-- INPUT DATA start --

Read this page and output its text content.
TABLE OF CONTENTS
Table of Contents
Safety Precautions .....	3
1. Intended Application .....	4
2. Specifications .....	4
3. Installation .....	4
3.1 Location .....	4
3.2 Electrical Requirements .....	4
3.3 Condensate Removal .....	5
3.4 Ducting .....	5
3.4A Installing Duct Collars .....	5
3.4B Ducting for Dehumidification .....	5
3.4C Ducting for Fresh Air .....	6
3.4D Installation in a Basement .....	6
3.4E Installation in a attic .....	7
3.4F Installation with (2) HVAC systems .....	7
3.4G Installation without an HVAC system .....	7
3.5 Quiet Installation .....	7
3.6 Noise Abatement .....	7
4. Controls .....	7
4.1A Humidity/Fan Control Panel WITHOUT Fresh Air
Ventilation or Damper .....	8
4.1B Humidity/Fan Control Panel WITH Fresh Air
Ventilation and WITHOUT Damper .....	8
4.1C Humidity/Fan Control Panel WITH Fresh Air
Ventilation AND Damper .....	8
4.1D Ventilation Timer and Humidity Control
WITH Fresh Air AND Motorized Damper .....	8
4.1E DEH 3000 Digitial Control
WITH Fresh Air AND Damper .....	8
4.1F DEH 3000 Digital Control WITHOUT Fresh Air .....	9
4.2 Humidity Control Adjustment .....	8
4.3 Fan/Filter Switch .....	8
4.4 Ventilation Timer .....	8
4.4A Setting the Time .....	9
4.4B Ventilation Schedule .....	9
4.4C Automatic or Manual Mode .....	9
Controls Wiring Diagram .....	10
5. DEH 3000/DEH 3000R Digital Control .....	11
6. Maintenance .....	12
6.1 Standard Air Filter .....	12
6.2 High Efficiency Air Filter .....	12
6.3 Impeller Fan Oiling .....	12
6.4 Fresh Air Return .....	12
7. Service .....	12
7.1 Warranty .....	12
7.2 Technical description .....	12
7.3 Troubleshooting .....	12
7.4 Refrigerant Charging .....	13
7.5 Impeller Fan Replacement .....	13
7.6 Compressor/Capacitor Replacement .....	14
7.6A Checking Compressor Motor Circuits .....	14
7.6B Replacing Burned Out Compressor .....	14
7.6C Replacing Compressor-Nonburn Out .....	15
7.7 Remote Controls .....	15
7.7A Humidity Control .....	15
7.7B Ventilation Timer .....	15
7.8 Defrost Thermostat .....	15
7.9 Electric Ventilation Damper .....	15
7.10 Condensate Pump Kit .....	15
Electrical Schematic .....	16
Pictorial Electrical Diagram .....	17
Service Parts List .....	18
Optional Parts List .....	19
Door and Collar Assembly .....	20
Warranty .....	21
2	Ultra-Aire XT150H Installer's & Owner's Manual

-- INPUT DATA end --

> [YOUR GOAL]: Of the lines in the entries above, how many include "Ducting"? Only the number should be given.

> [FINAL RESULT]: 3